> _AIM_:
The records below must be transcribed exactly. Do not include the pictures.
>> START
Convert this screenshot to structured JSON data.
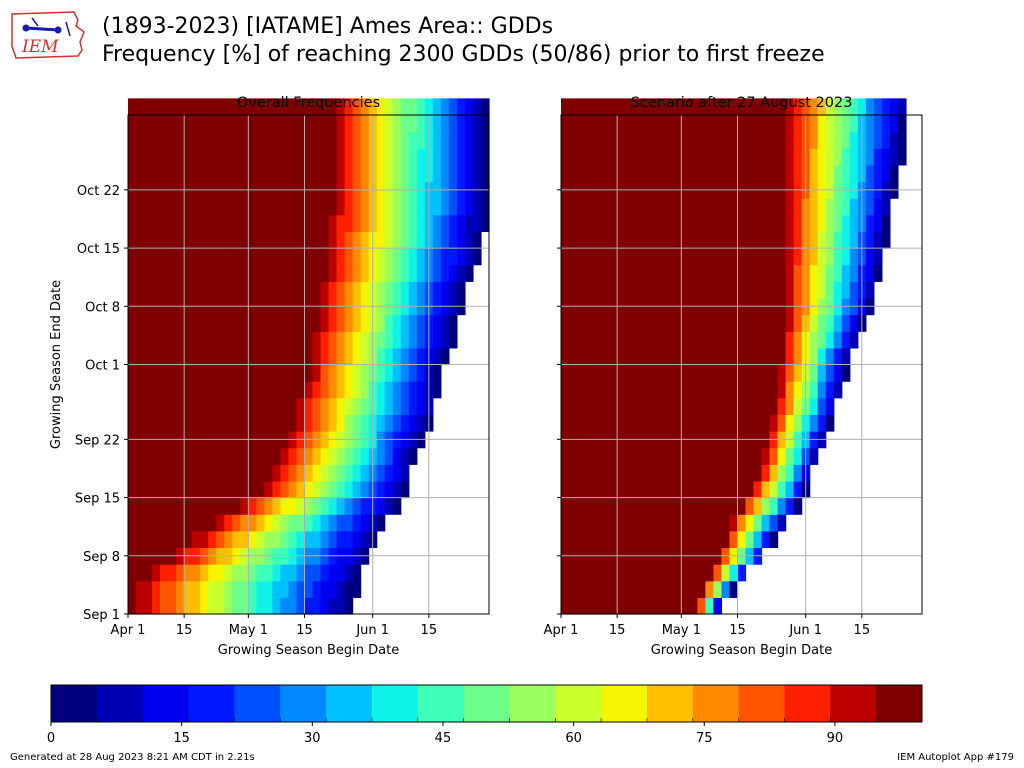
{
  "header": {
    "title_line1": "(1893-2023) [IATAME] Ames Area:: GDDs",
    "title_line2": "Frequency [%] of reaching 2300 GDDs (50/86) prior to first freeze",
    "logo_text": "IEM"
  },
  "footer": {
    "generated": "Generated at 28 Aug 2023 8:21 AM CDT in 2.21s",
    "app": "IEM Autoplot App #179"
  },
  "colors": {
    "colormap": [
      "#00007f",
      "#0000b7",
      "#0000f1",
      "#0018ff",
      "#0050ff",
      "#0088ff",
      "#00c0ff",
      "#0ff2e7",
      "#3dffb9",
      "#6cff8a",
      "#9aff5c",
      "#c9ff2d",
      "#f7f400",
      "#ffbf00",
      "#ff8a00",
      "#ff5500",
      "#ff2000",
      "#bc0000",
      "#7f0000"
    ],
    "grid": "#b0b0b0"
  },
  "chart_data": [
    {
      "type": "heatmap",
      "title": "Overall Frequencies",
      "xlabel": "Growing Season Begin Date",
      "ylabel": "Growing Season End Date",
      "x_ticks": [
        "Apr 1",
        "15",
        "May 1",
        "15",
        "Jun 1",
        "15"
      ],
      "y_ticks": [
        "Sep 1",
        "Sep 8",
        "Sep 15",
        "Sep 22",
        "Oct 1",
        "Oct 8",
        "Oct 15",
        "Oct 22"
      ],
      "x_range": [
        "Apr 1",
        "Jun 30"
      ],
      "y_range": [
        "Sep 1",
        "Oct 31"
      ],
      "value_range": [
        0,
        100
      ],
      "grid": true,
      "contours": [
        {
          "end": "Sep 1",
          "begin_at_100": "Mar 31",
          "begin_at_0": "May 27"
        },
        {
          "end": "Sep 5",
          "begin_at_100": "Mar 31",
          "begin_at_0": "May 29"
        },
        {
          "end": "Sep 8",
          "begin_at_100": "Apr 10",
          "begin_at_0": "Jun 1"
        },
        {
          "end": "Sep 12",
          "begin_at_100": "Apr 20",
          "begin_at_0": "Jun 5"
        },
        {
          "end": "Sep 15",
          "begin_at_100": "Apr 30",
          "begin_at_0": "Jun 9"
        },
        {
          "end": "Sep 18",
          "begin_at_100": "May 6",
          "begin_at_0": "Jun 11"
        },
        {
          "end": "Sep 22",
          "begin_at_100": "May 10",
          "begin_at_0": "Jun 14"
        },
        {
          "end": "Sep 26",
          "begin_at_100": "May 12",
          "begin_at_0": "Jun 17"
        },
        {
          "end": "Oct 1",
          "begin_at_100": "May 15",
          "begin_at_0": "Jun 19"
        },
        {
          "end": "Oct 5",
          "begin_at_100": "May 16",
          "begin_at_0": "Jun 22"
        },
        {
          "end": "Oct 8",
          "begin_at_100": "May 17",
          "begin_at_0": "Jun 24"
        },
        {
          "end": "Oct 12",
          "begin_at_100": "May 18",
          "begin_at_0": "Jun 26"
        },
        {
          "end": "Oct 15",
          "begin_at_100": "May 19",
          "begin_at_0": "Jun 28"
        },
        {
          "end": "Oct 20",
          "begin_at_100": "May 20",
          "begin_at_0": "Jun 30"
        },
        {
          "end": "Oct 31",
          "begin_at_100": "May 21",
          "begin_at_0": "Jun 30"
        }
      ]
    },
    {
      "type": "heatmap",
      "title": "Scenario after 27 August 2023",
      "xlabel": "Growing Season Begin Date",
      "ylabel": "",
      "x_ticks": [
        "Apr 1",
        "15",
        "May 1",
        "15",
        "Jun 1",
        "15"
      ],
      "y_ticks": [
        "Sep 1",
        "Sep 8",
        "Sep 15",
        "Sep 22",
        "Oct 1",
        "Oct 8",
        "Oct 15",
        "Oct 22"
      ],
      "x_range": [
        "Apr 1",
        "Jun 30"
      ],
      "y_range": [
        "Sep 1",
        "Oct 31"
      ],
      "value_range": [
        0,
        100
      ],
      "grid": true,
      "contours": [
        {
          "end": "Sep 1",
          "begin_at_100": "May 4",
          "begin_at_0": "May 9"
        },
        {
          "end": "Sep 5",
          "begin_at_100": "May 7",
          "begin_at_0": "May 16"
        },
        {
          "end": "Sep 8",
          "begin_at_100": "May 10",
          "begin_at_0": "May 22"
        },
        {
          "end": "Sep 12",
          "begin_at_100": "May 13",
          "begin_at_0": "May 27"
        },
        {
          "end": "Sep 15",
          "begin_at_100": "May 17",
          "begin_at_0": "Jun 1"
        },
        {
          "end": "Sep 18",
          "begin_at_100": "May 20",
          "begin_at_0": "Jun 3"
        },
        {
          "end": "Sep 22",
          "begin_at_100": "May 22",
          "begin_at_0": "Jun 6"
        },
        {
          "end": "Sep 26",
          "begin_at_100": "May 24",
          "begin_at_0": "Jun 9"
        },
        {
          "end": "Oct 1",
          "begin_at_100": "May 25",
          "begin_at_0": "Jun 12"
        },
        {
          "end": "Oct 5",
          "begin_at_100": "May 26",
          "begin_at_0": "Jun 15"
        },
        {
          "end": "Oct 8",
          "begin_at_100": "May 26",
          "begin_at_0": "Jun 18"
        },
        {
          "end": "Oct 12",
          "begin_at_100": "May 26",
          "begin_at_0": "Jun 20"
        },
        {
          "end": "Oct 15",
          "begin_at_100": "May 26",
          "begin_at_0": "Jun 21"
        },
        {
          "end": "Oct 20",
          "begin_at_100": "May 26",
          "begin_at_0": "Jun 23"
        },
        {
          "end": "Oct 31",
          "begin_at_100": "May 26",
          "begin_at_0": "Jun 27"
        }
      ]
    }
  ],
  "colorbar": {
    "ticks": [
      "0",
      "15",
      "30",
      "45",
      "60",
      "75",
      "90"
    ],
    "range": [
      0,
      100
    ]
  }
}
>> END
> _CORRECT RESULT_:
Convert this screenshot to structured JSON data.
{
  "header": {
    "title_line1": "(1893-2023) [IATAME] Ames Area:: GDDs",
    "title_line2": "Frequency [%] of reaching 2300 GDDs (50/86) prior to first freeze",
    "logo_text": "IEM"
  },
  "footer": {
    "generated": "Generated at 28 Aug 2023 8:21 AM CDT in 2.21s",
    "app": "IEM Autoplot App #179"
  },
  "colors": {
    "colormap": [
      "#00007f",
      "#0000b7",
      "#0000f1",
      "#0018ff",
      "#0050ff",
      "#0088ff",
      "#00c0ff",
      "#0ff2e7",
      "#3dffb9",
      "#6cff8a",
      "#9aff5c",
      "#c9ff2d",
      "#f7f400",
      "#ffbf00",
      "#ff8a00",
      "#ff5500",
      "#ff2000",
      "#bc0000",
      "#7f0000"
    ],
    "grid": "#b0b0b0"
  },
  "chart_data": [
    {
      "type": "heatmap",
      "title": "Overall Frequencies",
      "xlabel": "Growing Season Begin Date",
      "ylabel": "Growing Season End Date",
      "x_ticks": [
        "Apr 1",
        "15",
        "May 1",
        "15",
        "Jun 1",
        "15"
      ],
      "y_ticks": [
        "Sep 1",
        "Sep 8",
        "Sep 15",
        "Sep 22",
        "Oct 1",
        "Oct 8",
        "Oct 15",
        "Oct 22"
      ],
      "x_range": [
        "Apr 1",
        "Jun 30"
      ],
      "y_range": [
        "Sep 1",
        "Oct 31"
      ],
      "value_range": [
        0,
        100
      ],
      "grid": true,
      "contours": [
        {
          "end": "Sep 1",
          "begin_at_100": "Mar 31",
          "begin_at_0": "May 27"
        },
        {
          "end": "Sep 5",
          "begin_at_100": "Mar 31",
          "begin_at_0": "May 29"
        },
        {
          "end": "Sep 8",
          "begin_at_100": "Apr 10",
          "begin_at_0": "Jun 1"
        },
        {
          "end": "Sep 12",
          "begin_at_100": "Apr 20",
          "begin_at_0": "Jun 5"
        },
        {
          "end": "Sep 15",
          "begin_at_100": "Apr 30",
          "begin_at_0": "Jun 9"
        },
        {
          "end": "Sep 18",
          "begin_at_100": "May 6",
          "begin_at_0": "Jun 11"
        },
        {
          "end": "Sep 22",
          "begin_at_100": "May 10",
          "begin_at_0": "Jun 14"
        },
        {
          "end": "Sep 26",
          "begin_at_100": "May 12",
          "begin_at_0": "Jun 17"
        },
        {
          "end": "Oct 1",
          "begin_at_100": "May 15",
          "begin_at_0": "Jun 19"
        },
        {
          "end": "Oct 5",
          "begin_at_100": "May 16",
          "begin_at_0": "Jun 22"
        },
        {
          "end": "Oct 8",
          "begin_at_100": "May 17",
          "begin_at_0": "Jun 24"
        },
        {
          "end": "Oct 12",
          "begin_at_100": "May 18",
          "begin_at_0": "Jun 26"
        },
        {
          "end": "Oct 15",
          "begin_at_100": "May 19",
          "begin_at_0": "Jun 28"
        },
        {
          "end": "Oct 20",
          "begin_at_100": "May 20",
          "begin_at_0": "Jun 30"
        },
        {
          "end": "Oct 31",
          "begin_at_100": "May 21",
          "begin_at_0": "Jun 30"
        }
      ]
    },
    {
      "type": "heatmap",
      "title": "Scenario after 27 August 2023",
      "xlabel": "Growing Season Begin Date",
      "ylabel": "",
      "x_ticks": [
        "Apr 1",
        "15",
        "May 1",
        "15",
        "Jun 1",
        "15"
      ],
      "y_ticks": [
        "Sep 1",
        "Sep 8",
        "Sep 15",
        "Sep 22",
        "Oct 1",
        "Oct 8",
        "Oct 15",
        "Oct 22"
      ],
      "x_range": [
        "Apr 1",
        "Jun 30"
      ],
      "y_range": [
        "Sep 1",
        "Oct 31"
      ],
      "value_range": [
        0,
        100
      ],
      "grid": true,
      "contours": [
        {
          "end": "Sep 1",
          "begin_at_100": "May 4",
          "begin_at_0": "May 9"
        },
        {
          "end": "Sep 5",
          "begin_at_100": "May 7",
          "begin_at_0": "May 16"
        },
        {
          "end": "Sep 8",
          "begin_at_100": "May 10",
          "begin_at_0": "May 22"
        },
        {
          "end": "Sep 12",
          "begin_at_100": "May 13",
          "begin_at_0": "May 27"
        },
        {
          "end": "Sep 15",
          "begin_at_100": "May 17",
          "begin_at_0": "Jun 1"
        },
        {
          "end": "Sep 18",
          "begin_at_100": "May 20",
          "begin_at_0": "Jun 3"
        },
        {
          "end": "Sep 22",
          "begin_at_100": "May 22",
          "begin_at_0": "Jun 6"
        },
        {
          "end": "Sep 26",
          "begin_at_100": "May 24",
          "begin_at_0": "Jun 9"
        },
        {
          "end": "Oct 1",
          "begin_at_100": "May 25",
          "begin_at_0": "Jun 12"
        },
        {
          "end": "Oct 5",
          "begin_at_100": "May 26",
          "begin_at_0": "Jun 15"
        },
        {
          "end": "Oct 8",
          "begin_at_100": "May 26",
          "begin_at_0": "Jun 18"
        },
        {
          "end": "Oct 12",
          "begin_at_100": "May 26",
          "begin_at_0": "Jun 20"
        },
        {
          "end": "Oct 15",
          "begin_at_100": "May 26",
          "begin_at_0": "Jun 21"
        },
        {
          "end": "Oct 20",
          "begin_at_100": "May 26",
          "begin_at_0": "Jun 23"
        },
        {
          "end": "Oct 31",
          "begin_at_100": "May 26",
          "begin_at_0": "Jun 27"
        }
      ]
    }
  ],
  "colorbar": {
    "ticks": [
      "0",
      "15",
      "30",
      "45",
      "60",
      "75",
      "90"
    ],
    "range": [
      0,
      100
    ]
  }
}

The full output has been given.